:: EXTRAIT DE PAGE

Avec Proust, Péguy et Céline, Sacha Guitry est le plus grand écrivain français du 20e siècle. Ce 20e siècle (si proche et déjà si lointain), Proust l’a annoncé, Péguy l’a prévu, Céline l’a inventé et Guitry l’a… ignoré !
Proust idolâtrait Racine. Péguy était fou de Corneille. Mais Guitry, lui, reste un enfant de Molière. Ce bourgeois paradoxal était, dans le confort désuet de son hôtel particulier, parmi ses tableaux de maître et enrobé dans une robe de chambre cachant (très) mal ses kilos en trop, un véritable saltimbanque, quelque chose, même, comme un révolutionnaire pur.
Car Guitry, avec sa moumoute et ses cigarettes, ses célèbres foulards et ses façons, ses minauderies et ses bagouses, prouve qu’un artiste, et par conséquent le plus grand d’entre eux, n’a nul besoin de crever la dalle à la Rimbaud, de vivre sous la lune en mendiant, bouffant des artichauts en jouant de l’accordéon, la gueule défaite et remplie d’hématomes littéraires, pour fonder un univers et bâtir une cathédrale. Car comme la cathédrale proustienne, l’œuvre de Sacha, qui n’est légère que pour ceux qui ne la connaissent pas, et reste infiniment profonde pour ceux qui n’ont pas eu peur de la visiter, est riche de piliers et d’absides, de voûtes et de vitraux, de chœurs et d’orgues, de messes inouïes, de miracles inconnus.

::::
:: JEU DE DONNÉES

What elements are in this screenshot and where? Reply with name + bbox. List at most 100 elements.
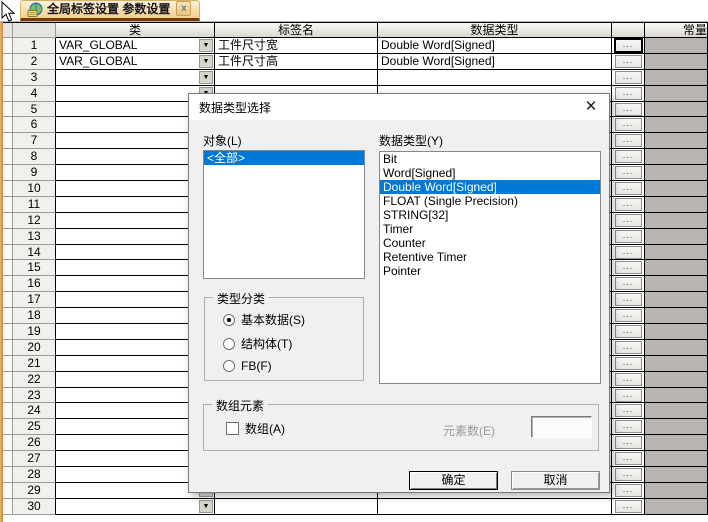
datatype-browse-button[interactable]: ... — [615, 71, 642, 84]
datatype-list-item[interactable]: Word[Signed] — [380, 166, 600, 180]
datatype-list-item[interactable]: STRING[32] — [380, 208, 600, 222]
datatype-browse-button[interactable]: ... — [615, 166, 642, 179]
datatype-browse-button[interactable]: ... — [615, 87, 642, 100]
datatype-browse-button[interactable]: ... — [615, 452, 642, 465]
tab-close-icon[interactable]: x — [176, 1, 191, 16]
datatype-browse-button[interactable]: ... — [615, 484, 642, 497]
datatype-cell[interactable]: Double Word[Signed] — [378, 54, 612, 70]
datatype-list-item[interactable]: Retentive Timer — [380, 250, 600, 264]
row-selector[interactable] — [3, 356, 13, 372]
row-selector[interactable] — [3, 70, 13, 86]
datatype-browse-button[interactable]: ... — [615, 39, 642, 52]
row-number[interactable]: 22 — [13, 372, 56, 388]
tab-global-label-settings[interactable]: 全局标签设置 参数设置 x — [20, 0, 200, 21]
row-selector[interactable] — [3, 388, 13, 404]
datatype-browse-button[interactable]: ... — [615, 246, 642, 259]
datatype-browse-button[interactable]: ... — [615, 214, 642, 227]
datatype-list-item[interactable]: FLOAT (Single Precision) — [380, 194, 600, 208]
row-number[interactable]: 29 — [13, 483, 56, 499]
datatype-browse-button[interactable]: ... — [615, 389, 642, 402]
row-selector[interactable] — [3, 340, 13, 356]
datatype-list-item[interactable]: Timer — [380, 222, 600, 236]
datatype-browse-button[interactable]: ... — [615, 341, 642, 354]
datatype-cell[interactable] — [378, 70, 612, 86]
class-cell[interactable]: VAR_GLOBAL▼ — [56, 54, 215, 70]
class-cell[interactable]: ▼ — [56, 499, 215, 515]
datatype-list-item[interactable]: Counter — [380, 236, 600, 250]
type-category-option[interactable]: FB(F) — [223, 359, 272, 373]
row-selector[interactable] — [3, 308, 13, 324]
column-header-constant[interactable]: 常量 — [645, 23, 708, 38]
row-number[interactable]: 23 — [13, 388, 56, 404]
dialog-close-icon[interactable]: ✕ — [579, 96, 603, 118]
row-selector[interactable] — [3, 292, 13, 308]
row-number[interactable]: 10 — [13, 181, 56, 197]
radio-button-icon[interactable] — [223, 314, 235, 326]
row-selector[interactable] — [3, 451, 13, 467]
row-number[interactable]: 14 — [13, 245, 56, 261]
datatype-browse-button[interactable]: ... — [615, 230, 642, 243]
datatype-browse-button[interactable]: ... — [615, 468, 642, 481]
row-number[interactable]: 3 — [13, 70, 56, 86]
chevron-down-icon[interactable]: ▼ — [199, 500, 213, 513]
row-number[interactable]: 12 — [13, 213, 56, 229]
row-number[interactable]: 9 — [13, 165, 56, 181]
row-selector[interactable] — [3, 102, 13, 118]
datatype-browse-button[interactable]: ... — [615, 134, 642, 147]
label-cell[interactable]: 工件尺寸高 — [215, 54, 378, 70]
row-selector[interactable] — [3, 229, 13, 245]
type-category-option[interactable]: 结构体(T) — [223, 335, 292, 352]
row-number[interactable]: 15 — [13, 260, 56, 276]
row-number[interactable]: 4 — [13, 86, 56, 102]
row-selector[interactable] — [3, 213, 13, 229]
row-selector[interactable] — [3, 54, 13, 70]
row-selector[interactable] — [3, 149, 13, 165]
ok-button[interactable]: 确定 — [409, 471, 498, 490]
datatype-cell[interactable] — [378, 499, 612, 515]
row-number[interactable]: 1 — [13, 38, 56, 54]
row-selector[interactable] — [3, 403, 13, 419]
dialog-titlebar[interactable]: 数据类型选择 — [189, 94, 609, 120]
row-selector[interactable] — [3, 117, 13, 133]
datatype-browse-button[interactable]: ... — [615, 261, 642, 274]
datatype-browse-button[interactable]: ... — [615, 293, 642, 306]
array-checkbox[interactable] — [226, 422, 239, 435]
chevron-down-icon[interactable]: ▼ — [199, 39, 213, 52]
datatype-list-item[interactable]: Double Word[Signed] — [380, 180, 600, 194]
datatype-browse-button[interactable]: ... — [615, 436, 642, 449]
datatype-browse-button[interactable]: ... — [615, 500, 642, 513]
type-category-option[interactable]: 基本数据(S) — [223, 311, 305, 328]
row-number[interactable]: 19 — [13, 324, 56, 340]
object-list-item[interactable]: <全部> — [204, 151, 364, 165]
row-number[interactable]: 28 — [13, 467, 56, 483]
row-selector[interactable] — [3, 372, 13, 388]
object-listbox[interactable]: <全部> — [203, 150, 365, 279]
row-selector[interactable] — [3, 276, 13, 292]
datatype-browse-button[interactable]: ... — [615, 373, 642, 386]
datatype-browse-button[interactable]: ... — [615, 182, 642, 195]
row-number[interactable]: 11 — [13, 197, 56, 213]
row-selector[interactable] — [3, 467, 13, 483]
row-number[interactable]: 21 — [13, 356, 56, 372]
label-cell[interactable]: 工件尺寸宽 — [215, 38, 378, 54]
row-selector[interactable] — [3, 435, 13, 451]
class-cell[interactable]: ▼ — [56, 70, 215, 86]
row-number[interactable]: 5 — [13, 102, 56, 118]
row-number[interactable]: 16 — [13, 276, 56, 292]
row-selector[interactable] — [3, 483, 13, 499]
datatype-browse-button[interactable]: ... — [615, 357, 642, 370]
row-selector[interactable] — [3, 86, 13, 102]
datatype-browse-button[interactable]: ... — [615, 150, 642, 163]
chevron-down-icon[interactable]: ▼ — [199, 71, 213, 84]
datatype-browse-button[interactable]: ... — [615, 420, 642, 433]
row-selector[interactable] — [3, 165, 13, 181]
row-number[interactable]: 24 — [13, 403, 56, 419]
datatype-browse-button[interactable]: ... — [615, 103, 642, 116]
row-selector[interactable] — [3, 419, 13, 435]
array-checkbox-row[interactable]: 数组(A) — [226, 420, 285, 437]
row-selector[interactable] — [3, 245, 13, 261]
column-header-class[interactable]: 类 — [56, 23, 215, 38]
chevron-down-icon[interactable]: ▼ — [199, 55, 213, 68]
row-selector[interactable] — [3, 260, 13, 276]
element-count-input[interactable] — [531, 416, 592, 438]
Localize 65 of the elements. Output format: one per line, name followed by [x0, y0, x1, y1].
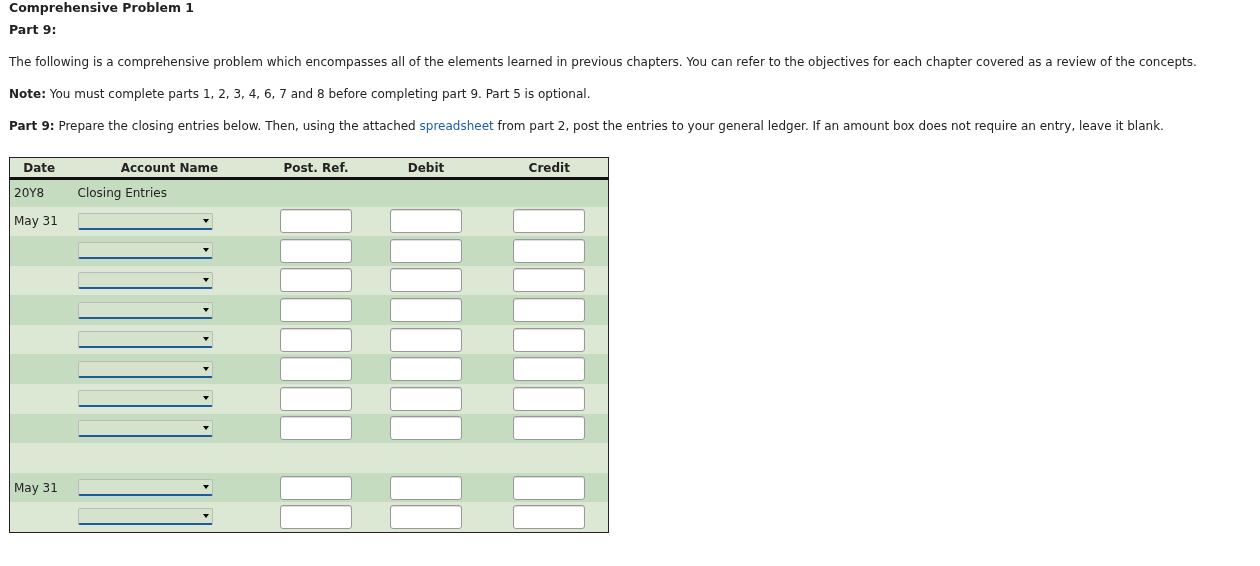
- part-heading: Part 9:: [9, 23, 58, 37]
- credit-field[interactable]: [513, 475, 586, 500]
- account-dropdown[interactable]: [77, 212, 213, 230]
- account-dropdown[interactable]: [77, 301, 213, 319]
- caret-icon: [202, 248, 209, 253]
- column-header: Date: [23, 160, 56, 175]
- account-dropdown[interactable]: [77, 508, 213, 526]
- entry-date: May 31: [14, 480, 58, 495]
- spreadsheet-link[interactable]: spreadsheet: [419, 119, 494, 133]
- debit-field[interactable]: [390, 298, 462, 323]
- intro-text: The following is a comprehensive problem which encompasses all of the elements learned in previous chapters. You can refer to the objectives for each chapter covered as a review of the concepts.: [9, 55, 1198, 69]
- column-header: Credit: [528, 160, 570, 175]
- column-header: Post. Ref.: [283, 160, 349, 175]
- post-ref-field[interactable]: [280, 268, 352, 293]
- post-ref-field[interactable]: [280, 505, 352, 529]
- caret-icon: [202, 337, 209, 342]
- debit-field[interactable]: [390, 416, 462, 441]
- post-ref-field[interactable]: [280, 298, 352, 323]
- post-ref-field[interactable]: [280, 475, 352, 500]
- post-ref-field[interactable]: [280, 238, 352, 263]
- account-dropdown[interactable]: [77, 479, 213, 497]
- post-ref-field[interactable]: [280, 209, 352, 234]
- credit-field[interactable]: [513, 416, 586, 441]
- post-ref-field[interactable]: [280, 327, 352, 352]
- caret-icon: [202, 307, 209, 312]
- account-dropdown[interactable]: [77, 331, 213, 349]
- caret-icon: [202, 425, 209, 430]
- credit-field[interactable]: [513, 386, 586, 411]
- column-header: Debit: [407, 160, 445, 175]
- account-dropdown[interactable]: [77, 272, 213, 289]
- credit-field[interactable]: [513, 327, 586, 352]
- entry-date: May 31: [14, 214, 58, 229]
- caret-icon: [202, 396, 209, 401]
- section-label: Closing Entries: [77, 186, 167, 201]
- account-dropdown[interactable]: [77, 419, 213, 437]
- credit-field[interactable]: [513, 298, 586, 323]
- credit-field[interactable]: [513, 357, 586, 382]
- account-dropdown[interactable]: [77, 360, 213, 378]
- debit-field[interactable]: [390, 327, 462, 352]
- post-ref-field[interactable]: [280, 416, 352, 441]
- post-ref-field[interactable]: [280, 386, 352, 411]
- credit-field[interactable]: [513, 238, 586, 263]
- instruction-text: Part 9: Prepare the closing entries below. Then, using the attached spreadsheet from part 2, post the entries to your general ledger. If an amount box does not require an entry, leave it blank.: [9, 119, 1165, 133]
- caret-icon: [202, 366, 209, 371]
- entry-date: 20Y8: [14, 186, 45, 201]
- note-text: Note: You must complete parts 1, 2, 3, 4, 6, 7 and 8 before completing part 9. Part 5 is optional.: [9, 87, 592, 101]
- post-ref-field[interactable]: [280, 357, 352, 382]
- account-dropdown[interactable]: [77, 390, 213, 408]
- debit-field[interactable]: [390, 238, 462, 263]
- problem-title: Comprehensive Problem 1: [9, 1, 196, 15]
- debit-field[interactable]: [390, 475, 462, 500]
- account-dropdown[interactable]: [77, 242, 213, 260]
- caret-icon: [202, 514, 209, 519]
- credit-field[interactable]: [513, 209, 586, 234]
- debit-field[interactable]: [390, 268, 462, 293]
- caret-icon: [202, 278, 209, 282]
- debit-field[interactable]: [390, 209, 462, 234]
- caret-icon: [202, 485, 209, 490]
- debit-field[interactable]: [390, 357, 462, 382]
- credit-field[interactable]: [513, 505, 586, 529]
- caret-icon: [202, 218, 209, 223]
- debit-field[interactable]: [390, 386, 462, 411]
- credit-field[interactable]: [513, 268, 586, 293]
- column-header: Account Name: [120, 160, 219, 175]
- debit-field[interactable]: [390, 505, 462, 529]
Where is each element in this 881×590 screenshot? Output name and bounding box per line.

::::

## CONSIGNE
Selon l'extrait consacré à Sacha Guitry, de quel auteur Guitry reste-t-il un enfant ? Le listing constitue un matériau distinct de l'extrait.

## RÉSULTAT ATTENDU
Guitry reste un enfant de Molière.